(PROBLEM DETAILS) A line counts if it contains the word "content" at least once. State how many such lines the records contain, giving the number alone.

-- START OF DATA SUPPLIED --

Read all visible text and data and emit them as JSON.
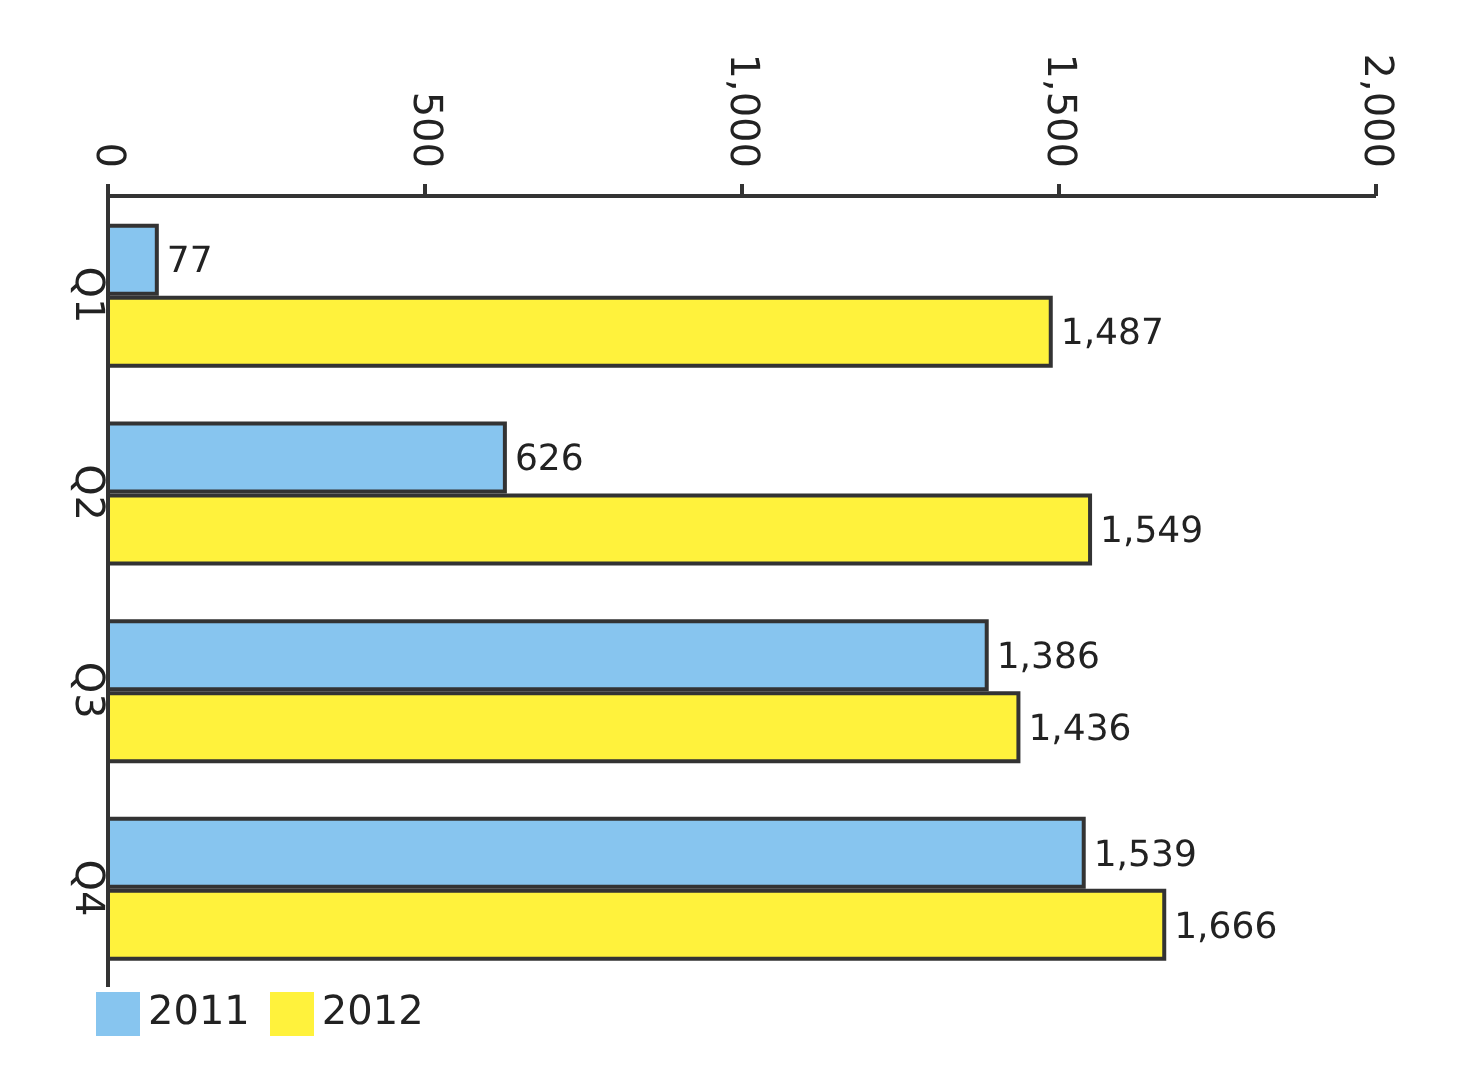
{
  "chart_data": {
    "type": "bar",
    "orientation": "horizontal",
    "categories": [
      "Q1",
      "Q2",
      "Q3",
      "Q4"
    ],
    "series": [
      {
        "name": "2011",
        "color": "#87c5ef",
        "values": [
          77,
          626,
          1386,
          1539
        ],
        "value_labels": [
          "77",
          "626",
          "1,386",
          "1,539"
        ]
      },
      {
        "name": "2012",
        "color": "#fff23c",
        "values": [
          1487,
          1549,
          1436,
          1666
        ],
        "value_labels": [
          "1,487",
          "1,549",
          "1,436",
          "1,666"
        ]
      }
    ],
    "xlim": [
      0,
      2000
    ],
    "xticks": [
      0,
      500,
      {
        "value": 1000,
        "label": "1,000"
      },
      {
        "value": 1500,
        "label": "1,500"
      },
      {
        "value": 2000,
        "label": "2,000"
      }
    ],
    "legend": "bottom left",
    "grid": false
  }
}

-- END OF DATA SUPPLIED --
-- START OF DATA SUPPLIED --

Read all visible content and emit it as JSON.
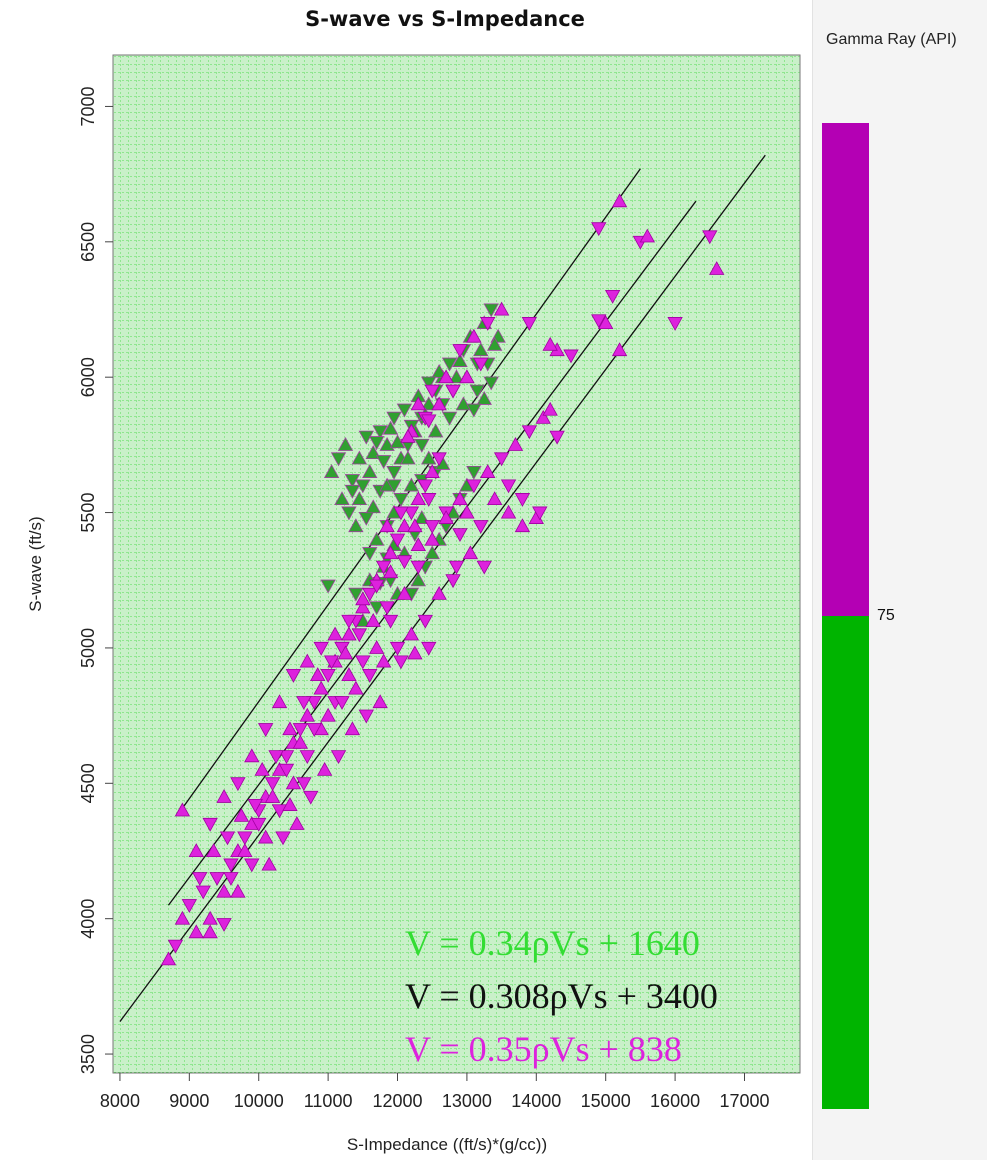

-- END OF DATA SUPPLIED --
-- START OF DATA SUPPLIED --

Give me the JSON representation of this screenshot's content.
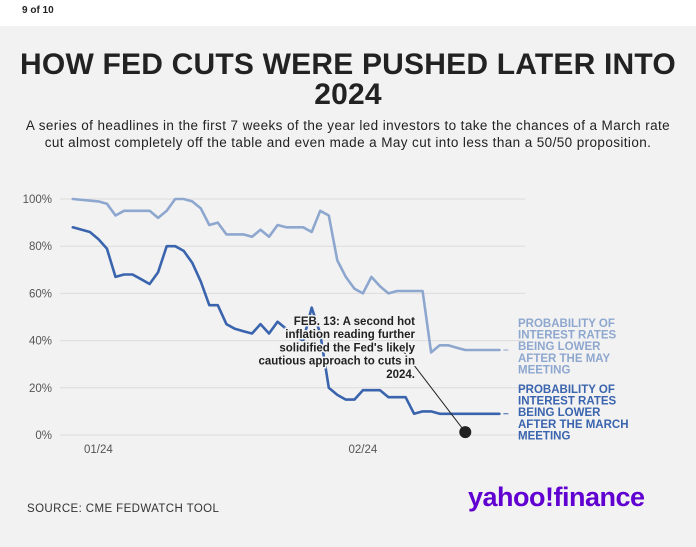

-- END OF DATA SUPPLIED --

(EXERCISE OUTPUT) 2